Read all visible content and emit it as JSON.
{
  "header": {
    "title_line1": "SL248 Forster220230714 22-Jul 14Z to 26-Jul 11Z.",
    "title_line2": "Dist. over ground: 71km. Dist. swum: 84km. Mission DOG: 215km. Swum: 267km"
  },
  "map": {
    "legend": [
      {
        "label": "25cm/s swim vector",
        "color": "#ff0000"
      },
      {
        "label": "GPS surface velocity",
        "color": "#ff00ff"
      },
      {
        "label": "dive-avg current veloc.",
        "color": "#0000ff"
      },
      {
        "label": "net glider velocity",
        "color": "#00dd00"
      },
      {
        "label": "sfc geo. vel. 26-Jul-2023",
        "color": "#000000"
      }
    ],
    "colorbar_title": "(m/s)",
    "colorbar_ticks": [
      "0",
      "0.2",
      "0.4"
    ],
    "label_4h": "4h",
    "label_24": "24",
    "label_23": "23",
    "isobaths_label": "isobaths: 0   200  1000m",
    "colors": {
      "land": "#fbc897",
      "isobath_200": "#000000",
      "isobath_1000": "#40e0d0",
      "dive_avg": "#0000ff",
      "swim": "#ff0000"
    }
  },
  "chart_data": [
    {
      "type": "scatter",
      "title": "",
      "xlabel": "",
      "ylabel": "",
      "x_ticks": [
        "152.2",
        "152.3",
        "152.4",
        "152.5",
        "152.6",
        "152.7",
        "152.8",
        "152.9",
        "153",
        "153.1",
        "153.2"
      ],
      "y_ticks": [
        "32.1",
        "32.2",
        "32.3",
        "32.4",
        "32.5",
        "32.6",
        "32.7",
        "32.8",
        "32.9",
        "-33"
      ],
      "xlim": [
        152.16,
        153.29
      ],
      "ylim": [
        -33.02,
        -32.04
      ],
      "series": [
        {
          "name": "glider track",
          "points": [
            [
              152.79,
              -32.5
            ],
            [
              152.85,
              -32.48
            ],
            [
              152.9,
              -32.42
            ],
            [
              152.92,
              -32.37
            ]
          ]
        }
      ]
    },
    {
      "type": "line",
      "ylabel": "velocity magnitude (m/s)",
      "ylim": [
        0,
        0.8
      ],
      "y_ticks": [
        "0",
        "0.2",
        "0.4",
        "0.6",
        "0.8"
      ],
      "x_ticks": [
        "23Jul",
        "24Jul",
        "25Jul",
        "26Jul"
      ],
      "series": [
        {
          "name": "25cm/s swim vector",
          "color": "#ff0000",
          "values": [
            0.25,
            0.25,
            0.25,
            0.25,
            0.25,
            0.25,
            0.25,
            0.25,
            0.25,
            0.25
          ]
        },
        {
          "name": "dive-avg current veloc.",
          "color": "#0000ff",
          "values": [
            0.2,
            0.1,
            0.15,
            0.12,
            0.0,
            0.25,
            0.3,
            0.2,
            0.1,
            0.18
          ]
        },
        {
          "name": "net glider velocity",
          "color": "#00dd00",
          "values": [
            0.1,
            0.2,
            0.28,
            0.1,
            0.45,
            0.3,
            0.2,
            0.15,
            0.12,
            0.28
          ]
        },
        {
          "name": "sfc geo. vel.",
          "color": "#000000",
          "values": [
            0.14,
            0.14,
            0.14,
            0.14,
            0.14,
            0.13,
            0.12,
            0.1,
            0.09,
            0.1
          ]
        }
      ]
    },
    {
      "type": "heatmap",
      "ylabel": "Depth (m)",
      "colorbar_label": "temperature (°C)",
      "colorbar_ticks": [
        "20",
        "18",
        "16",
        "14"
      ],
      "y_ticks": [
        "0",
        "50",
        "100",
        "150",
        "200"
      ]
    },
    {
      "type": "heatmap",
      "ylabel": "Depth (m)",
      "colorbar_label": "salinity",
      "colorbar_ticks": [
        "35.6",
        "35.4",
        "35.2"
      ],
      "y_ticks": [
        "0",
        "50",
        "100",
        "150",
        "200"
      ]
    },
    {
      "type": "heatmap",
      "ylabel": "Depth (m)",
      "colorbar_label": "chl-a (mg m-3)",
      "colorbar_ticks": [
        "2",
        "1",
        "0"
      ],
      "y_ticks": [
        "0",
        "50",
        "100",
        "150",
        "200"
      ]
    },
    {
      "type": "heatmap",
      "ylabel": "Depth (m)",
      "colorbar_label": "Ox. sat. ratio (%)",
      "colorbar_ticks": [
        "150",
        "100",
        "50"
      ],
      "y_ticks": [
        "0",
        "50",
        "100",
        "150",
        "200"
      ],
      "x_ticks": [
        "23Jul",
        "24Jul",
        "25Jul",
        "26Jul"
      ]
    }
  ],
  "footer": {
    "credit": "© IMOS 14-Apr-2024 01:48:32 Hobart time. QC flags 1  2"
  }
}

┄┄┄┄┄┄┄┄┄┄┄┄┄┄┄┄┄┄┄┄

--- What you need to do ---
Pull out all lines containing "current".

--- Response to the exercise ---
        "label": "dive-avg current veloc.",
          "name": "dive-avg current veloc.",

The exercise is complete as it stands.